Repeat every line below exactly, word for word.

Records shown:
-=-=-
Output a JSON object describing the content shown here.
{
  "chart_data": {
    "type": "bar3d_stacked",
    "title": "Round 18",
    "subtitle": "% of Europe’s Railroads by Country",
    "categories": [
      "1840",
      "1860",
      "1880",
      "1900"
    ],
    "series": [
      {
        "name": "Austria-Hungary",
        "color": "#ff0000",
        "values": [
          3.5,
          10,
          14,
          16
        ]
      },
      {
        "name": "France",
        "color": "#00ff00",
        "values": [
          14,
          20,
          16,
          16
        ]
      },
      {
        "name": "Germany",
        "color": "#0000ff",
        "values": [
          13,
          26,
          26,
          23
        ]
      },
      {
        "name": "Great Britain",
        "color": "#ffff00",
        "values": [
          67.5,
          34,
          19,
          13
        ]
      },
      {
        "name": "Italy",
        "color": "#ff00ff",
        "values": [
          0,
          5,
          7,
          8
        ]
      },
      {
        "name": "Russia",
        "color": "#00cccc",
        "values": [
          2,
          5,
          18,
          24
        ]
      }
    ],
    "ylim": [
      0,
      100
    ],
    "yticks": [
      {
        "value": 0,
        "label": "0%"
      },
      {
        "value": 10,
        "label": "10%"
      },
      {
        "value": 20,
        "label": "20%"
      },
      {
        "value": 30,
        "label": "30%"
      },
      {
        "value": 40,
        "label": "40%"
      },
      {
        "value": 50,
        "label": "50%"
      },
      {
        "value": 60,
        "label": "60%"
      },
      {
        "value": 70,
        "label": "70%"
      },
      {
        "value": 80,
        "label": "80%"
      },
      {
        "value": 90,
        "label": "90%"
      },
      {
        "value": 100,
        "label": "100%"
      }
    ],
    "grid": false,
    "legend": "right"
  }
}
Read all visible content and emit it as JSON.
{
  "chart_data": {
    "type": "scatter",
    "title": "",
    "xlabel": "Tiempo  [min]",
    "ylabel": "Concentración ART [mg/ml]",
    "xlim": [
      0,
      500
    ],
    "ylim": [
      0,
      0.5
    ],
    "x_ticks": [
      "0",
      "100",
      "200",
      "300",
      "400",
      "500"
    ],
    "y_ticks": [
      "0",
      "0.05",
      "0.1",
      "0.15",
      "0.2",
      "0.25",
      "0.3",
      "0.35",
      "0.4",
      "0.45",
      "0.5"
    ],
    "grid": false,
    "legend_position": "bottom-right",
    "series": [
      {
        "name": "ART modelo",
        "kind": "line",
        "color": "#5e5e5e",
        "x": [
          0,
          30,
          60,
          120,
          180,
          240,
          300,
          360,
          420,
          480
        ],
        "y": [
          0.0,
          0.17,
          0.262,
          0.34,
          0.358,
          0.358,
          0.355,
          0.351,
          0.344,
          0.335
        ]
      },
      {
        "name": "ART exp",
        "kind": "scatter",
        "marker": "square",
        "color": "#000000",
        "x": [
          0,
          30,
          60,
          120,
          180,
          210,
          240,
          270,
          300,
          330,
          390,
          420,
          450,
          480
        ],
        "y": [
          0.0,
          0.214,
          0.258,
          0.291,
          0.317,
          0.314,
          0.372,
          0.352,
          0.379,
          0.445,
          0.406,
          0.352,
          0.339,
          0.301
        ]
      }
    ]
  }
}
-=-=-
Result of the exercise:
Output a JSON object describing the content shown here.
{
  "chart_data": {
    "type": "bar3d_stacked",
    "title": "Round 18",
    "subtitle": "% of Europe’s Railroads by Country",
    "categories": [
      "1840",
      "1860",
      "1880",
      "1900"
    ],
    "series": [
      {
        "name": "Austria-Hungary",
        "color": "#ff0000",
        "values": [
          3.5,
          10,
          14,
          16
        ]
      },
      {
        "name": "France",
        "color": "#00ff00",
        "values": [
          14,
          20,
          16,
          16
        ]
      },
      {
        "name": "Germany",
        "color": "#0000ff",
        "values": [
          13,
          26,
          26,
          23
        ]
      },
      {
        "name": "Great Britain",
        "color": "#ffff00",
        "values": [
          67.5,
          34,
          19,
          13
        ]
      },
      {
        "name": "Italy",
        "color": "#ff00ff",
        "values": [
          0,
          5,
          7,
          8
        ]
      },
      {
        "name": "Russia",
        "color": "#00cccc",
        "values": [
          2,
          5,
          18,
          24
        ]
      }
    ],
    "ylim": [
      0,
      100
    ],
    "yticks": [
      {
        "value": 0,
        "label": "0%"
      },
      {
        "value": 10,
        "label": "10%"
      },
      {
        "value": 20,
        "label": "20%"
      },
      {
        "value": 30,
        "label": "30%"
      },
      {
        "value": 40,
        "label": "40%"
      },
      {
        "value": 50,
        "label": "50%"
      },
      {
        "value": 60,
        "label": "60%"
      },
      {
        "value": 70,
        "label": "70%"
      },
      {
        "value": 80,
        "label": "80%"
      },
      {
        "value": 90,
        "label": "90%"
      },
      {
        "value": 100,
        "label": "100%"
      }
    ],
    "grid": false,
    "legend": "right"
  }
}
Read all visible content and emit it as JSON.
{
  "chart_data": {
    "type": "scatter",
    "title": "",
    "xlabel": "Tiempo  [min]",
    "ylabel": "Concentración ART [mg/ml]",
    "xlim": [
      0,
      500
    ],
    "ylim": [
      0,
      0.5
    ],
    "x_ticks": [
      "0",
      "100",
      "200",
      "300",
      "400",
      "500"
    ],
    "y_ticks": [
      "0",
      "0.05",
      "0.1",
      "0.15",
      "0.2",
      "0.25",
      "0.3",
      "0.35",
      "0.4",
      "0.45",
      "0.5"
    ],
    "grid": false,
    "legend_position": "bottom-right",
    "series": [
      {
        "name": "ART modelo",
        "kind": "line",
        "color": "#5e5e5e",
        "x": [
          0,
          30,
          60,
          120,
          180,
          240,
          300,
          360,
          420,
          480
        ],
        "y": [
          0.0,
          0.17,
          0.262,
          0.34,
          0.358,
          0.358,
          0.355,
          0.351,
          0.344,
          0.335
        ]
      },
      {
        "name": "ART exp",
        "kind": "scatter",
        "marker": "square",
        "color": "#000000",
        "x": [
          0,
          30,
          60,
          120,
          180,
          210,
          240,
          270,
          300,
          330,
          390,
          420,
          450,
          480
        ],
        "y": [
          0.0,
          0.214,
          0.258,
          0.291,
          0.317,
          0.314,
          0.372,
          0.352,
          0.379,
          0.445,
          0.406,
          0.352,
          0.339,
          0.301
        ]
      }
    ]
  }
}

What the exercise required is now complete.